Dataset excerpts
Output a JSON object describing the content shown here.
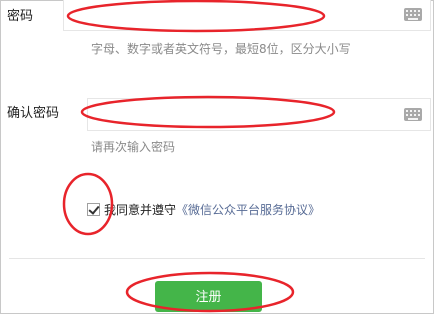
{
  "form": {
    "password": {
      "label": "密码",
      "value": "",
      "hint": "字母、数字或者英文符号，最短8位，区分大小写",
      "keyboard_icon": "keyboard-icon"
    },
    "confirm_password": {
      "label": "确认密码",
      "value": "",
      "hint": "请再次输入密码",
      "keyboard_icon": "keyboard-icon"
    },
    "agreement": {
      "checked": true,
      "text": "我同意并遵守",
      "link_text": "《微信公众平台服务协议》"
    },
    "submit_label": "注册"
  },
  "colors": {
    "submit_button": "#44b549",
    "link": "#576b95",
    "annotation_red": "#e8242b"
  }
}
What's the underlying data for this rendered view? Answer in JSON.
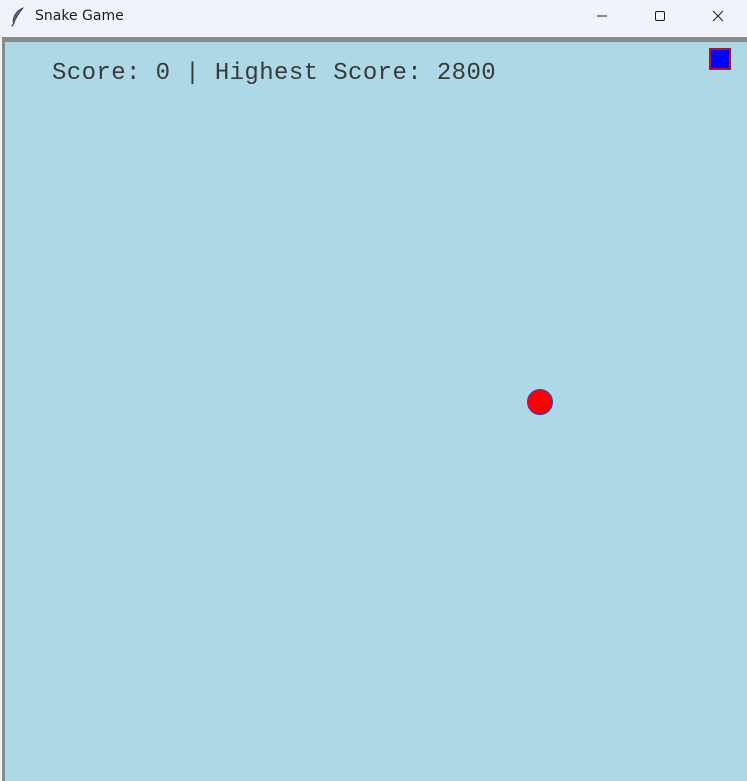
{
  "window": {
    "title": "Snake Game",
    "icon": "feather-icon",
    "controls": {
      "minimize": "minimize-icon",
      "maximize": "maximize-icon",
      "close": "close-icon"
    }
  },
  "game": {
    "score_text": "Score: 0 | Highest Score: 2800",
    "colors": {
      "background": "#add8e6",
      "snake_fill": "#0000ff",
      "snake_outline": "#b01030",
      "food_fill": "#ff0000",
      "food_outline": "#3b3bd0",
      "score_text": "#3a3a3a"
    }
  }
}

[Stated problem]: Take the records above and transcribe them exactly, dropping every picture.

[Problem solution]:
Output a JSON object describing the content shown here.
{
  "form": {
    "password": {
      "label": "密码",
      "value": "",
      "hint": "字母、数字或者英文符号，最短8位，区分大小写",
      "keyboard_icon": "keyboard-icon"
    },
    "confirm_password": {
      "label": "确认密码",
      "value": "",
      "hint": "请再次输入密码",
      "keyboard_icon": "keyboard-icon"
    },
    "agreement": {
      "checked": true,
      "text": "我同意并遵守",
      "link_text": "《微信公众平台服务协议》"
    },
    "submit_label": "注册"
  },
  "colors": {
    "submit_button": "#44b549",
    "link": "#576b95",
    "annotation_red": "#e8242b"
  }
}
What's the underlying data for this rendered view? Answer in JSON.
{
  "window": {
    "title": "Snake Game",
    "icon": "feather-icon",
    "controls": {
      "minimize": "minimize-icon",
      "maximize": "maximize-icon",
      "close": "close-icon"
    }
  },
  "game": {
    "score_text": "Score: 0 | Highest Score: 2800",
    "colors": {
      "background": "#add8e6",
      "snake_fill": "#0000ff",
      "snake_outline": "#b01030",
      "food_fill": "#ff0000",
      "food_outline": "#3b3bd0",
      "score_text": "#3a3a3a"
    }
  }
}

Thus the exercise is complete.